Reproduce the entries below in full, word for word.
━━ MATERIAL FOR THIS TASK
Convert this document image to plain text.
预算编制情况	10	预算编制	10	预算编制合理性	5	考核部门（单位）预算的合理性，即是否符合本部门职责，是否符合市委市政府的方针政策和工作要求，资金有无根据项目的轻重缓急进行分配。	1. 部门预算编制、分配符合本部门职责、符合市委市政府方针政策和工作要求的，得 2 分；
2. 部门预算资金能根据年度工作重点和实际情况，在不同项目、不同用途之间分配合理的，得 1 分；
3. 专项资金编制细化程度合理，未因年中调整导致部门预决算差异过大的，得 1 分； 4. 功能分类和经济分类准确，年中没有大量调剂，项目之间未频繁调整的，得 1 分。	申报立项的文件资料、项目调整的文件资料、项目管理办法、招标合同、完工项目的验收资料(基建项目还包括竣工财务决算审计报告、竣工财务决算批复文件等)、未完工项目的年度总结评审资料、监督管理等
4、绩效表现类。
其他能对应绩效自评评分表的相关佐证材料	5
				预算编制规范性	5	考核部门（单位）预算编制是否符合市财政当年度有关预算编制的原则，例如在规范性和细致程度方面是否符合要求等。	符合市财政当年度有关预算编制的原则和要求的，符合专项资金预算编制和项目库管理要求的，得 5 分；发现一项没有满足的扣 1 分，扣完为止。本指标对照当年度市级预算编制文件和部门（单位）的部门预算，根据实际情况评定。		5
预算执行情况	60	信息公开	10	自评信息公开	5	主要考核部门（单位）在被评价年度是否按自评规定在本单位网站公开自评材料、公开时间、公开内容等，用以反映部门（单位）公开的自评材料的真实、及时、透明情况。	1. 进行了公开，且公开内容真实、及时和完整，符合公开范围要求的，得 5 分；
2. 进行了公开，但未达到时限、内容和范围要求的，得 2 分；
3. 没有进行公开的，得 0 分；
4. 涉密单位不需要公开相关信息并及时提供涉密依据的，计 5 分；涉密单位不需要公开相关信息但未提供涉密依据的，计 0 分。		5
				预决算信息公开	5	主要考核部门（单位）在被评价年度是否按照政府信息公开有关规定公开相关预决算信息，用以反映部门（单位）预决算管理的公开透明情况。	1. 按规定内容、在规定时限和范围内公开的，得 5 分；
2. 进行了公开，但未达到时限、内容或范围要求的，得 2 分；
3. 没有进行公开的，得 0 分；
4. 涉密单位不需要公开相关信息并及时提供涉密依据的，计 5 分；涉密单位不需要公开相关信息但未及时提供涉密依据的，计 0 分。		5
━━━━
EXERCISE RESPONSE:
Convert this document image to plain text.
预算编制情况	10	预算编制	10	预算编制合理性	5	考核部门（单位）预算的合理性，即是否符合本部门职责，是否符合市委市政府的方针政策和工作要求，资金有无根据项目的轻重缓急进行分配。	1. 部门预算编制、分配符合本部门职责、符合市委市政府方针政策和工作要求的，得 2 分；
2. 部门预算资金能根据年度工作重点和实际情况，在不同项目、不同用途之间分配合理的，得 1 分；
3. 专项资金编制细化程度合理，未因年中调整导致部门预决算差异过大的，得 1 分； 4. 功能分类和经济分类准确，年中没有大量调剂，项目之间未频繁调整的，得 1 分。	申报立项的文件资料、项目调整的文件资料、项目管理办法、招标合同、完工项目的验收资料(基建项目还包括竣工财务决算审计报告、竣工财务决算批复文件等)、未完工项目的年度总结评审资料、监督管理等
4、绩效表现类。
其他能对应绩效自评评分表的相关佐证材料	5
				预算编制规范性	5	考核部门（单位）预算编制是否符合市财政当年度有关预算编制的原则，例如在规范性和细致程度方面是否符合要求等。	符合市财政当年度有关预算编制的原则和要求的，符合专项资金预算编制和项目库管理要求的，得 5 分；发现一项没有满足的扣 1 分，扣完为止。本指标对照当年度市级预算编制文件和部门（单位）的部门预算，根据实际情况评定。		5
预算执行情况	60	信息公开	10	自评信息公开	5	主要考核部门（单位）在被评价年度是否按自评规定在本单位网站公开自评材料、公开时间、公开内容等，用以反映部门（单位）公开的自评材料的真实、及时、透明情况。	1. 进行了公开，且公开内容真实、及时和完整，符合公开范围要求的，得 5 分；
2. 进行了公开，但未达到时限、内容和范围要求的，得 2 分；
3. 没有进行公开的，得 0 分；
4. 涉密单位不需要公开相关信息并及时提供涉密依据的，计 5 分；涉密单位不需要公开相关信息但未提供涉密依据的，计 0 分。		5
				预决算信息公开	5	主要考核部门（单位）在被评价年度是否按照政府信息公开有关规定公开相关预决算信息，用以反映部门（单位）预决算管理的公开透明情况。	1. 按规定内容、在规定时限和范围内公开的，得 5 分；
2. 进行了公开，但未达到时限、内容或范围要求的，得 2 分；
3. 没有进行公开的，得 0 分；
4. 涉密单位不需要公开相关信息并及时提供涉密依据的，计 5 分；涉密单位不需要公开相关信息但未及时提供涉密依据的，计 0 分。		5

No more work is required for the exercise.